__RECORDS FOR PROCESSING__:
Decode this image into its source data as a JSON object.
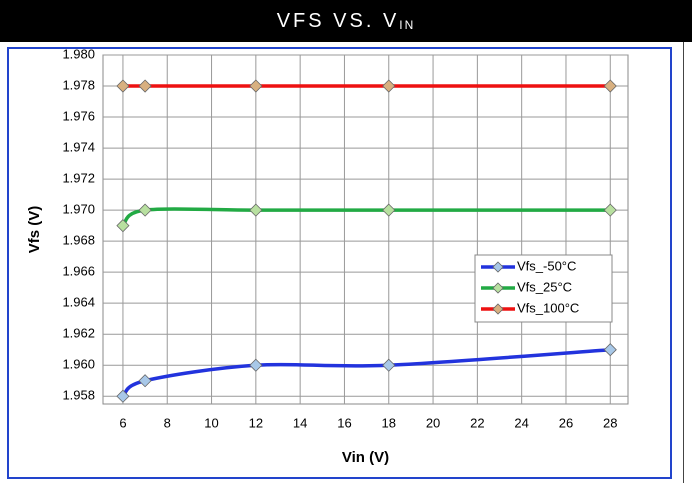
{
  "chart_data": {
    "type": "line",
    "title": "VFS VS. V",
    "title_subscript": "IN",
    "x_label": "Vin (V)",
    "y_label": "Vfs (V)",
    "x": [
      6,
      7,
      12,
      18,
      28
    ],
    "series": [
      {
        "name": "Vfs_-50°C",
        "color": "#2233dd",
        "marker_color": "#a8c8e8",
        "values": [
          1.958,
          1.959,
          1.96,
          1.96,
          1.961
        ]
      },
      {
        "name": "Vfs_25°C",
        "color": "#22aa44",
        "marker_color": "#b8e0a0",
        "values": [
          1.969,
          1.97,
          1.97,
          1.97,
          1.97
        ]
      },
      {
        "name": "Vfs_100°C",
        "color": "#ee1111",
        "marker_color": "#d8b080",
        "values": [
          1.978,
          1.978,
          1.978,
          1.978,
          1.978
        ]
      }
    ],
    "xlim": [
      5.1,
      28.8
    ],
    "xticks": [
      6,
      8,
      10,
      12,
      14,
      16,
      18,
      20,
      22,
      24,
      26,
      28
    ],
    "ylim": [
      1.9575,
      1.98
    ],
    "yticks": [
      {
        "value": 1.958,
        "label": "1.958"
      },
      {
        "value": 1.96,
        "label": "1.960"
      },
      {
        "value": 1.962,
        "label": "1.962"
      },
      {
        "value": 1.964,
        "label": "1.964"
      },
      {
        "value": 1.966,
        "label": "1.966"
      },
      {
        "value": 1.968,
        "label": "1.968"
      },
      {
        "value": 1.97,
        "label": "1.970"
      },
      {
        "value": 1.972,
        "label": "1.972"
      },
      {
        "value": 1.974,
        "label": "1.974"
      },
      {
        "value": 1.976,
        "label": "1.976"
      },
      {
        "value": 1.978,
        "label": "1.978"
      },
      {
        "value": 1.98,
        "label": "1.980"
      }
    ],
    "grid": true,
    "legend": "right"
  }
}
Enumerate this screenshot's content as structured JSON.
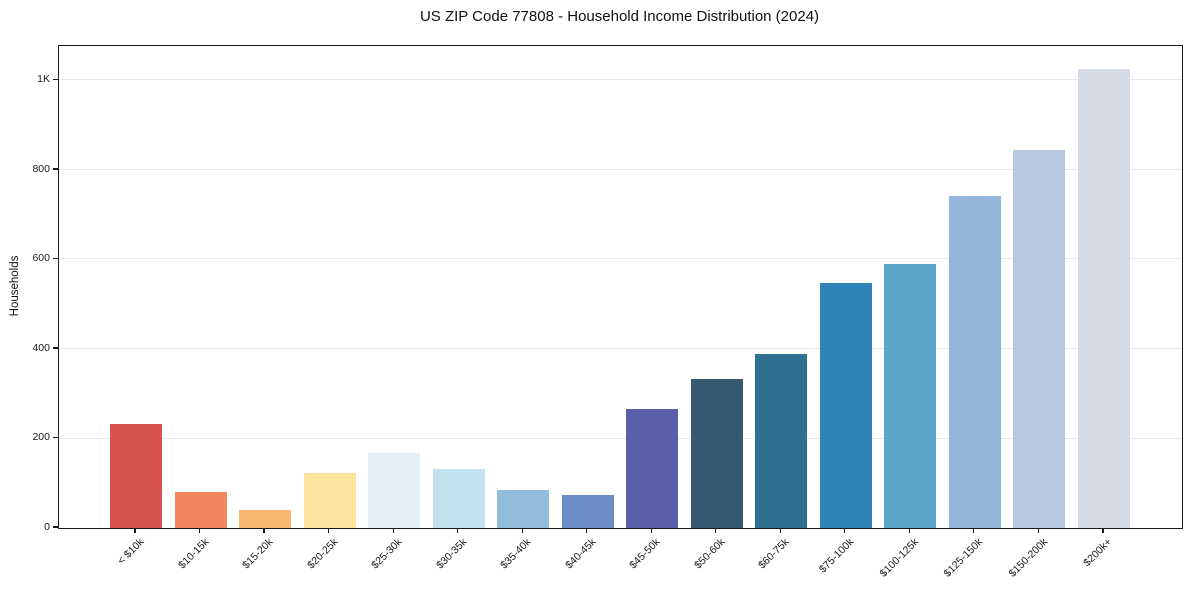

__SHORT PROBLEM__:
Leave the pictures out, and transcribe each of the records exactly.

__TASK RESPONSE__:
Decode this image into its source data as a JSON object.
{
  "chart_data": {
    "type": "line",
    "title": "VFS VS. V",
    "title_subscript": "IN",
    "x_label": "Vin (V)",
    "y_label": "Vfs (V)",
    "x": [
      6,
      7,
      12,
      18,
      28
    ],
    "series": [
      {
        "name": "Vfs_-50°C",
        "color": "#2233dd",
        "marker_color": "#a8c8e8",
        "values": [
          1.958,
          1.959,
          1.96,
          1.96,
          1.961
        ]
      },
      {
        "name": "Vfs_25°C",
        "color": "#22aa44",
        "marker_color": "#b8e0a0",
        "values": [
          1.969,
          1.97,
          1.97,
          1.97,
          1.97
        ]
      },
      {
        "name": "Vfs_100°C",
        "color": "#ee1111",
        "marker_color": "#d8b080",
        "values": [
          1.978,
          1.978,
          1.978,
          1.978,
          1.978
        ]
      }
    ],
    "xlim": [
      5.1,
      28.8
    ],
    "xticks": [
      6,
      8,
      10,
      12,
      14,
      16,
      18,
      20,
      22,
      24,
      26,
      28
    ],
    "ylim": [
      1.9575,
      1.98
    ],
    "yticks": [
      {
        "value": 1.958,
        "label": "1.958"
      },
      {
        "value": 1.96,
        "label": "1.960"
      },
      {
        "value": 1.962,
        "label": "1.962"
      },
      {
        "value": 1.964,
        "label": "1.964"
      },
      {
        "value": 1.966,
        "label": "1.966"
      },
      {
        "value": 1.968,
        "label": "1.968"
      },
      {
        "value": 1.97,
        "label": "1.970"
      },
      {
        "value": 1.972,
        "label": "1.972"
      },
      {
        "value": 1.974,
        "label": "1.974"
      },
      {
        "value": 1.976,
        "label": "1.976"
      },
      {
        "value": 1.978,
        "label": "1.978"
      },
      {
        "value": 1.98,
        "label": "1.980"
      }
    ],
    "grid": true,
    "legend": "right"
  }
}
Enumerate this screenshot's content as structured JSON.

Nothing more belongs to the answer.